*Problem details*: Wherever the string "Climate" appears in the listing, copy that line.

*Input data*:
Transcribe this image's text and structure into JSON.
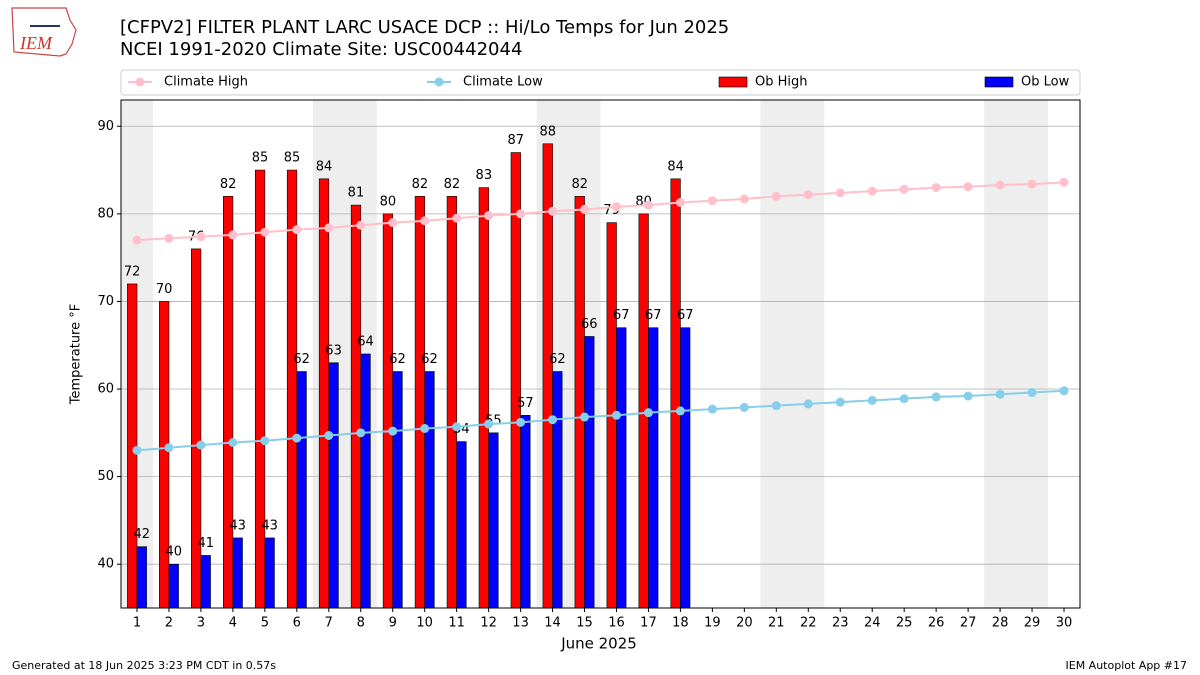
{
  "chart_data": {
    "type": "bar_line",
    "title": "[CFPV2] FILTER PLANT LARC  USACE DCP :: Hi/Lo Temps for Jun 2025",
    "subtitle": "NCEI 1991-2020 Climate Site: USC00442044",
    "logo_text": "IEM",
    "xlabel": "June 2025",
    "ylabel": "Temperature °F",
    "footer_left": "Generated at 18 Jun 2025 3:23 PM CDT in 0.57s",
    "footer_right": "IEM Autoplot App #17",
    "x": [
      1,
      2,
      3,
      4,
      5,
      6,
      7,
      8,
      9,
      10,
      11,
      12,
      13,
      14,
      15,
      16,
      17,
      18,
      19,
      20,
      21,
      22,
      23,
      24,
      25,
      26,
      27,
      28,
      29,
      30
    ],
    "xlim": [
      0.5,
      30.5
    ],
    "xticks": [
      1,
      2,
      3,
      4,
      5,
      6,
      7,
      8,
      9,
      10,
      11,
      12,
      13,
      14,
      15,
      16,
      17,
      18,
      19,
      20,
      21,
      22,
      23,
      24,
      25,
      26,
      27,
      28,
      29,
      30
    ],
    "ylim": [
      35,
      93
    ],
    "yticks": [
      40,
      50,
      60,
      70,
      80,
      90
    ],
    "grid": true,
    "legend": "top",
    "weekend_spans": [
      [
        0.5,
        1.5
      ],
      [
        6.5,
        8.5
      ],
      [
        13.5,
        15.5
      ],
      [
        20.5,
        22.5
      ],
      [
        27.5,
        29.5
      ]
    ],
    "series": [
      {
        "name": "Climate High",
        "kind": "line",
        "color": "#ffc0cb",
        "values": [
          77.0,
          77.2,
          77.4,
          77.6,
          77.9,
          78.2,
          78.4,
          78.7,
          79.0,
          79.2,
          79.5,
          79.8,
          80.0,
          80.3,
          80.5,
          80.8,
          81.0,
          81.3,
          81.5,
          81.7,
          82.0,
          82.2,
          82.4,
          82.6,
          82.8,
          83.0,
          83.1,
          83.3,
          83.4,
          83.6
        ]
      },
      {
        "name": "Climate Low",
        "kind": "line",
        "color": "#87ceeb",
        "values": [
          53.0,
          53.3,
          53.6,
          53.9,
          54.1,
          54.4,
          54.7,
          55.0,
          55.2,
          55.5,
          55.7,
          56.0,
          56.2,
          56.5,
          56.8,
          57.0,
          57.3,
          57.5,
          57.7,
          57.9,
          58.1,
          58.3,
          58.5,
          58.7,
          58.9,
          59.1,
          59.2,
          59.4,
          59.6,
          59.8
        ]
      },
      {
        "name": "Ob High",
        "kind": "bar",
        "color": "#ff0000",
        "values": [
          72,
          70,
          76,
          82,
          85,
          85,
          84,
          81,
          80,
          82,
          82,
          83,
          87,
          88,
          82,
          79,
          80,
          84,
          null,
          null,
          null,
          null,
          null,
          null,
          null,
          null,
          null,
          null,
          null,
          null
        ]
      },
      {
        "name": "Ob Low",
        "kind": "bar",
        "color": "#0000ff",
        "values": [
          42,
          40,
          41,
          43,
          43,
          62,
          63,
          64,
          62,
          62,
          54,
          55,
          57,
          62,
          66,
          67,
          67,
          67,
          null,
          null,
          null,
          null,
          null,
          null,
          null,
          null,
          null,
          null,
          null,
          null
        ]
      }
    ]
  }
}
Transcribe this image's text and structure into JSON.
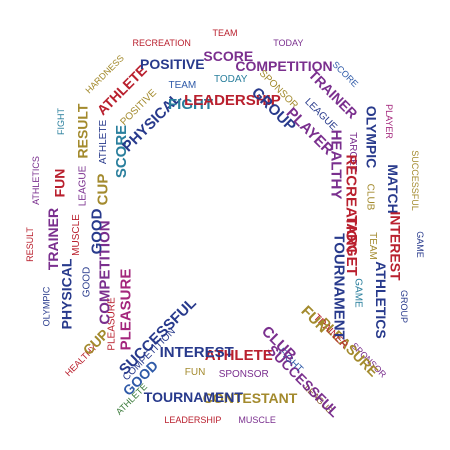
{
  "artwork": {
    "description_free": true,
    "colors": {
      "navy": "#283a8c",
      "purple": "#7a2f8e",
      "red": "#b9202e",
      "olive": "#a38a2d",
      "green": "#3a7a3a",
      "teal": "#2a7f9d",
      "magenta": "#a3267c",
      "blue": "#2f5aa8",
      "brown": "#8a5a2b",
      "lightblue": "#4a8ed0"
    },
    "words": [
      {
        "text": "TEAM",
        "color": "red"
      },
      {
        "text": "TODAY",
        "color": "purple"
      },
      {
        "text": "SCORE",
        "color": "blue"
      },
      {
        "text": "PLAYER",
        "color": "magenta"
      },
      {
        "text": "SUCCESSFUL",
        "color": "olive"
      },
      {
        "text": "GAME",
        "color": "navy"
      },
      {
        "text": "GROUP",
        "color": "navy"
      },
      {
        "text": "SPONSOR",
        "color": "purple"
      },
      {
        "text": "LEAGUE",
        "color": "brown"
      },
      {
        "text": "MUSCLE",
        "color": "purple"
      },
      {
        "text": "LEADERSHIP",
        "color": "red"
      },
      {
        "text": "ATHLETE",
        "color": "green"
      },
      {
        "text": "HEALTHY",
        "color": "red"
      },
      {
        "text": "OLYMPIC",
        "color": "navy"
      },
      {
        "text": "RESULT",
        "color": "red"
      },
      {
        "text": "ATHLETICS",
        "color": "purple"
      },
      {
        "text": "FIGHT",
        "color": "teal"
      },
      {
        "text": "HARDNESS",
        "color": "olive"
      },
      {
        "text": "RECREATION",
        "color": "red"
      },
      {
        "text": "COMPETITION",
        "color": "purple"
      },
      {
        "text": "TRAINER",
        "color": "purple"
      },
      {
        "text": "OLYMPIC",
        "color": "navy"
      },
      {
        "text": "MATCH",
        "color": "navy"
      },
      {
        "text": "INTEREST",
        "color": "red"
      },
      {
        "text": "ATHLETICS",
        "color": "navy"
      },
      {
        "text": "PLEASURE",
        "color": "olive"
      },
      {
        "text": "SUCCESSFUL",
        "color": "purple"
      },
      {
        "text": "CONTESTANT",
        "color": "olive"
      },
      {
        "text": "TOURNAMENT",
        "color": "navy"
      },
      {
        "text": "GOOD",
        "color": "blue"
      },
      {
        "text": "CUP",
        "color": "olive"
      },
      {
        "text": "PHYSICAL",
        "color": "navy"
      },
      {
        "text": "TRAINER",
        "color": "purple"
      },
      {
        "text": "FUN",
        "color": "red"
      },
      {
        "text": "RESULT",
        "color": "olive"
      },
      {
        "text": "ATHLETE",
        "color": "red"
      },
      {
        "text": "POSITIVE",
        "color": "navy"
      },
      {
        "text": "SCORE",
        "color": "purple"
      },
      {
        "text": "LEAGUE",
        "color": "navy"
      },
      {
        "text": "TARGET",
        "color": "purple"
      },
      {
        "text": "CLUB",
        "color": "olive"
      },
      {
        "text": "TEAM",
        "color": "olive"
      },
      {
        "text": "GAME",
        "color": "teal"
      },
      {
        "text": "TRAINER",
        "color": "red"
      },
      {
        "text": "FIGHT",
        "color": "blue"
      },
      {
        "text": "SPONSOR",
        "color": "purple"
      },
      {
        "text": "FUN",
        "color": "olive"
      },
      {
        "text": "COMPETITION",
        "color": "navy"
      },
      {
        "text": "PLEASURE",
        "color": "red"
      },
      {
        "text": "GOOD",
        "color": "navy"
      },
      {
        "text": "MUSCLE",
        "color": "red"
      },
      {
        "text": "LEAGUE",
        "color": "purple"
      },
      {
        "text": "ATHLETE",
        "color": "navy"
      },
      {
        "text": "POSITIVE",
        "color": "olive"
      },
      {
        "text": "TEAM",
        "color": "blue"
      },
      {
        "text": "TODAY",
        "color": "teal"
      },
      {
        "text": "SPONSOR",
        "color": "olive"
      },
      {
        "text": "HEALTHY",
        "color": "purple"
      },
      {
        "text": "RECREATION",
        "color": "red"
      },
      {
        "text": "TARGET",
        "color": "red"
      },
      {
        "text": "TOURNAMENT",
        "color": "navy"
      },
      {
        "text": "FUN",
        "color": "olive"
      },
      {
        "text": "CLUB",
        "color": "purple"
      },
      {
        "text": "ATHLETE",
        "color": "red"
      },
      {
        "text": "INTEREST",
        "color": "navy"
      },
      {
        "text": "SUCCESSFUL",
        "color": "navy"
      },
      {
        "text": "PLEASURE",
        "color": "magenta"
      },
      {
        "text": "COMPETITION",
        "color": "purple"
      },
      {
        "text": "GOOD",
        "color": "navy"
      },
      {
        "text": "CUP",
        "color": "olive"
      },
      {
        "text": "SCORE",
        "color": "teal"
      },
      {
        "text": "PHYSICAL",
        "color": "navy"
      },
      {
        "text": "FIGHT",
        "color": "teal"
      },
      {
        "text": "LEADERSHIP",
        "color": "red"
      },
      {
        "text": "GROUP",
        "color": "navy"
      },
      {
        "text": "PLAYER",
        "color": "purple"
      }
    ]
  }
}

*Exercise answer*:
    "subtitle": "NCEI 1991-2020 Climate Site: USC00442044",
        "name": "Climate High",
        "name": "Climate Low",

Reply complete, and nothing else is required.